- GIVEN EXERCISE -
The listing below must be repeated word for word, with its images excluded.

- Raw records -
====================

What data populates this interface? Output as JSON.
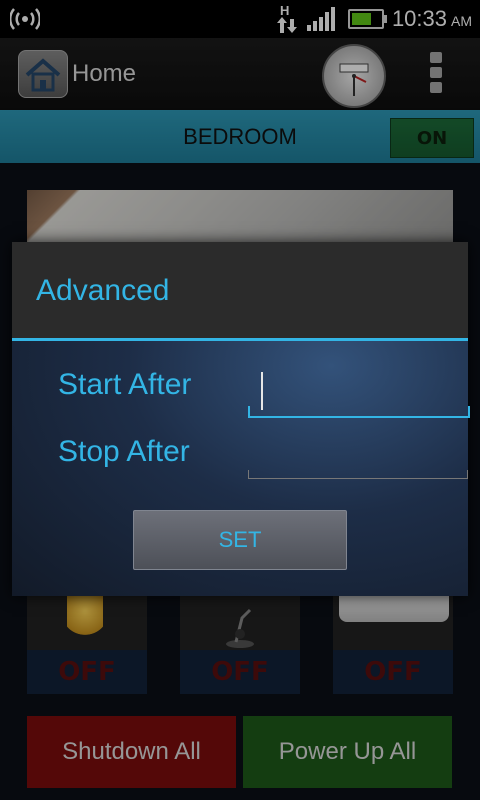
{
  "statusbar": {
    "time": "10:33",
    "ampm": "AM",
    "network_letter": "H"
  },
  "actionbar": {
    "title": "Home"
  },
  "room": {
    "name": "BEDROOM",
    "toggle_label": "ON"
  },
  "devices": [
    {
      "state": "OFF"
    },
    {
      "state": "OFF"
    },
    {
      "state": "OFF"
    }
  ],
  "buttons": {
    "shutdown_all": "Shutdown All",
    "power_up_all": "Power Up All"
  },
  "dialog": {
    "title": "Advanced",
    "start_label": "Start After",
    "start_value": "",
    "stop_label": "Stop After",
    "stop_value": "",
    "set_label": "SET"
  },
  "colors": {
    "accent": "#33b5e5",
    "off_text": "#5a0f0f",
    "shutdown": "#7d0d0d",
    "powerup": "#1e5a1a"
  }
}
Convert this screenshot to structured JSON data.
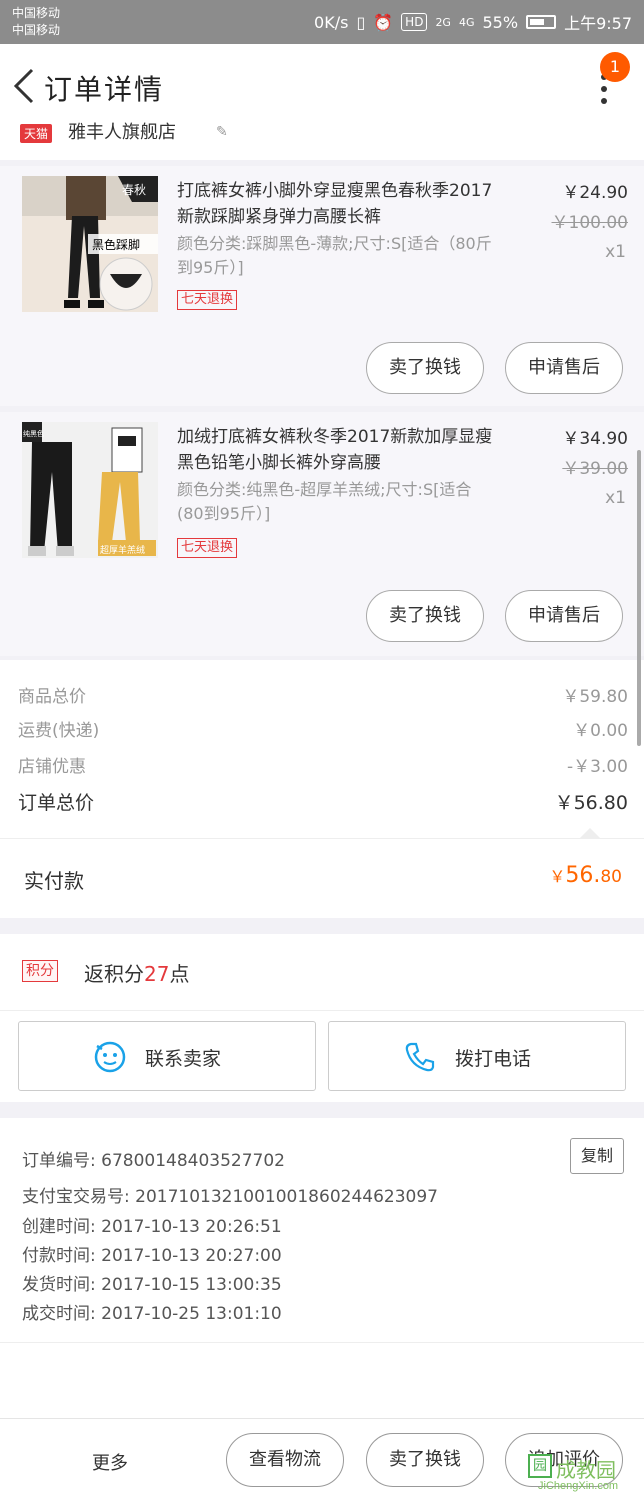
{
  "status_bar": {
    "carrier1": "中国移动",
    "carrier2": "中国移动",
    "speed": "0K/s",
    "hd": "HD",
    "net2g": "2G",
    "net4g": "4G",
    "battery": "55%",
    "time": "上午9:57"
  },
  "nav": {
    "title": "订单详情",
    "badge": "1"
  },
  "shop": {
    "platform": "天猫",
    "name": "雅丰人旗舰店"
  },
  "items": [
    {
      "title": "打底裤女裤小脚外穿显瘦黑色春秋季2017新款踩脚紧身弹力高腰长裤",
      "sku": "颜色分类:踩脚黑色-薄款;尺寸:S[适合（80斤到95斤）]",
      "tag": "七天退换",
      "price": "￥24.90",
      "original_price": "￥100.00",
      "qty": "x1",
      "thumb_label_top": "春秋",
      "thumb_label_bottom": "黑色踩脚",
      "btn_sell": "卖了换钱",
      "btn_after": "申请售后"
    },
    {
      "title": "加绒打底裤女裤秋冬季2017新款加厚显瘦黑色铅笔小脚长裤外穿高腰",
      "sku": "颜色分类:纯黑色-超厚羊羔绒;尺寸:S[适合(80到95斤）]",
      "tag": "七天退换",
      "price": "￥34.90",
      "original_price": "￥39.00",
      "qty": "x1",
      "thumb_label_top": "纯黑色",
      "thumb_label_bottom": "超厚羊羔绒",
      "btn_sell": "卖了换钱",
      "btn_after": "申请售后"
    }
  ],
  "summary": {
    "goods_label": "商品总价",
    "goods_value": "￥59.80",
    "shipping_label": "运费(快递)",
    "shipping_value": "￥0.00",
    "discount_label": "店铺优惠",
    "discount_value": "-￥3.00",
    "total_label": "订单总价",
    "total_value": "￥56.80"
  },
  "paid": {
    "label": "实付款",
    "symbol": "￥",
    "integer": "56.",
    "decimal": "80"
  },
  "points": {
    "tag": "积分",
    "prefix": "返积分",
    "number": "27",
    "suffix": "点"
  },
  "contact": {
    "seller": "联系卖家",
    "phone": "拨打电话"
  },
  "order_info": {
    "order_no": "订单编号: 67800148403527702",
    "alipay_no": "支付宝交易号: 2017101321001001860244623097",
    "created": "创建时间: 2017-10-13 20:26:51",
    "paid_time": "付款时间: 2017-10-13 20:27:00",
    "shipped": "发货时间: 2017-10-15 13:00:35",
    "completed": "成交时间: 2017-10-25 13:01:10",
    "copy": "复制"
  },
  "bottom": {
    "more": "更多",
    "logistics": "查看物流",
    "sell": "卖了换钱",
    "review": "追加评价"
  },
  "watermark": {
    "box": "园",
    "text": "成教园",
    "url": "JiChengXin.com"
  }
}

====================

- PROBLEM SOLUTION -
What data populates this interface? Output as JSON.
{
  "statusbar": {
    "time": "10:33",
    "ampm": "AM",
    "network_letter": "H"
  },
  "actionbar": {
    "title": "Home"
  },
  "room": {
    "name": "BEDROOM",
    "toggle_label": "ON"
  },
  "devices": [
    {
      "state": "OFF"
    },
    {
      "state": "OFF"
    },
    {
      "state": "OFF"
    }
  ],
  "buttons": {
    "shutdown_all": "Shutdown All",
    "power_up_all": "Power Up All"
  },
  "dialog": {
    "title": "Advanced",
    "start_label": "Start After",
    "start_value": "",
    "stop_label": "Stop After",
    "stop_value": "",
    "set_label": "SET"
  },
  "colors": {
    "accent": "#33b5e5",
    "off_text": "#5a0f0f",
    "shutdown": "#7d0d0d",
    "powerup": "#1e5a1a"
  }
}
Convert this screenshot to structured JSON data.
{
  "status_bar": {
    "carrier1": "中国移动",
    "carrier2": "中国移动",
    "speed": "0K/s",
    "hd": "HD",
    "net2g": "2G",
    "net4g": "4G",
    "battery": "55%",
    "time": "上午9:57"
  },
  "nav": {
    "title": "订单详情",
    "badge": "1"
  },
  "shop": {
    "platform": "天猫",
    "name": "雅丰人旗舰店"
  },
  "items": [
    {
      "title": "打底裤女裤小脚外穿显瘦黑色春秋季2017新款踩脚紧身弹力高腰长裤",
      "sku": "颜色分类:踩脚黑色-薄款;尺寸:S[适合（80斤到95斤）]",
      "tag": "七天退换",
      "price": "￥24.90",
      "original_price": "￥100.00",
      "qty": "x1",
      "thumb_label_top": "春秋",
      "thumb_label_bottom": "黑色踩脚",
      "btn_sell": "卖了换钱",
      "btn_after": "申请售后"
    },
    {
      "title": "加绒打底裤女裤秋冬季2017新款加厚显瘦黑色铅笔小脚长裤外穿高腰",
      "sku": "颜色分类:纯黑色-超厚羊羔绒;尺寸:S[适合(80到95斤）]",
      "tag": "七天退换",
      "price": "￥34.90",
      "original_price": "￥39.00",
      "qty": "x1",
      "thumb_label_top": "纯黑色",
      "thumb_label_bottom": "超厚羊羔绒",
      "btn_sell": "卖了换钱",
      "btn_after": "申请售后"
    }
  ],
  "summary": {
    "goods_label": "商品总价",
    "goods_value": "￥59.80",
    "shipping_label": "运费(快递)",
    "shipping_value": "￥0.00",
    "discount_label": "店铺优惠",
    "discount_value": "-￥3.00",
    "total_label": "订单总价",
    "total_value": "￥56.80"
  },
  "paid": {
    "label": "实付款",
    "symbol": "￥",
    "integer": "56.",
    "decimal": "80"
  },
  "points": {
    "tag": "积分",
    "prefix": "返积分",
    "number": "27",
    "suffix": "点"
  },
  "contact": {
    "seller": "联系卖家",
    "phone": "拨打电话"
  },
  "order_info": {
    "order_no": "订单编号: 67800148403527702",
    "alipay_no": "支付宝交易号: 2017101321001001860244623097",
    "created": "创建时间: 2017-10-13 20:26:51",
    "paid_time": "付款时间: 2017-10-13 20:27:00",
    "shipped": "发货时间: 2017-10-15 13:00:35",
    "completed": "成交时间: 2017-10-25 13:01:10",
    "copy": "复制"
  },
  "bottom": {
    "more": "更多",
    "logistics": "查看物流",
    "sell": "卖了换钱",
    "review": "追加评价"
  },
  "watermark": {
    "box": "园",
    "text": "成教园",
    "url": "JiChengXin.com"
  }
}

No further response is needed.